▶ **REQUIREMENTS**
Copy each line below in which the word "value" occurs.

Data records
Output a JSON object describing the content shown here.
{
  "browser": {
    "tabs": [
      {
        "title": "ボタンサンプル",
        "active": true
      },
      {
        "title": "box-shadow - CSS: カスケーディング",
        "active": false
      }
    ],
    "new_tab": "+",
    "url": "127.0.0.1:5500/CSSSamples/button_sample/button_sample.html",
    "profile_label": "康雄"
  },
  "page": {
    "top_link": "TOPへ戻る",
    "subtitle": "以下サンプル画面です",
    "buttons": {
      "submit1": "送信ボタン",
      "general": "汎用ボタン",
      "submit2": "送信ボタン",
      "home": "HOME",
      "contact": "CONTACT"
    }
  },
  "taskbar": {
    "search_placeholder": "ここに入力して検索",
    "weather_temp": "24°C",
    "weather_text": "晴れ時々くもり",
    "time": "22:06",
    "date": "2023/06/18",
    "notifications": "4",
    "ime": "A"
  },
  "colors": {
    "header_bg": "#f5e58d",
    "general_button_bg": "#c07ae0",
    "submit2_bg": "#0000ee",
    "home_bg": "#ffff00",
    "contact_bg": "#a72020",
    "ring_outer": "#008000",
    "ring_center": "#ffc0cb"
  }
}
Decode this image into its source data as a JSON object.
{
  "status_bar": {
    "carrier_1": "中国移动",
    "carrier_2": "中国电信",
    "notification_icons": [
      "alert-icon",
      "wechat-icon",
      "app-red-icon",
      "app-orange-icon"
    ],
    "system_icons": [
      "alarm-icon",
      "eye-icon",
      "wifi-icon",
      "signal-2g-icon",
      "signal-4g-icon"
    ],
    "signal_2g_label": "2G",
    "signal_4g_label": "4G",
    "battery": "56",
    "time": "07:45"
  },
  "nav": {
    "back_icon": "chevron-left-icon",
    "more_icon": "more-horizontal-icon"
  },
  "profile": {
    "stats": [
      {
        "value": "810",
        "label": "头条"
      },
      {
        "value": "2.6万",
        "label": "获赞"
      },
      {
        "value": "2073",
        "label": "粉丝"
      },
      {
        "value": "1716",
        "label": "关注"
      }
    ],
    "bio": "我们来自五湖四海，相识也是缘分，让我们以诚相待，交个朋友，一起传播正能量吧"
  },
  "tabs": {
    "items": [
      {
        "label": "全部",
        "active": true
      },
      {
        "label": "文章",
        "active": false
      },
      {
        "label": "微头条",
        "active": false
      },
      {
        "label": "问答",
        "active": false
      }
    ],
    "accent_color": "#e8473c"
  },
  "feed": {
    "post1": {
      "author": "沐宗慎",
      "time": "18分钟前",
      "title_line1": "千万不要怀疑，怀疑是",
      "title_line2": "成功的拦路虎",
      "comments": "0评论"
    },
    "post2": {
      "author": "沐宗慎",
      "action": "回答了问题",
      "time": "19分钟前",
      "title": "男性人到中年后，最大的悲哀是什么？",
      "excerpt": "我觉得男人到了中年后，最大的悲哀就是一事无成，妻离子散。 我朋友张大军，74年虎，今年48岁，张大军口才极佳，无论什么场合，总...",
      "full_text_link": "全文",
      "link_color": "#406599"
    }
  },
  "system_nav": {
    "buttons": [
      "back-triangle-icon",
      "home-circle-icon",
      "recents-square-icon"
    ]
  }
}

▶ **THE SOLUTION**
        "value": "810",
        "value": "2.6万",
        "value": "2073",
        "value": "1716",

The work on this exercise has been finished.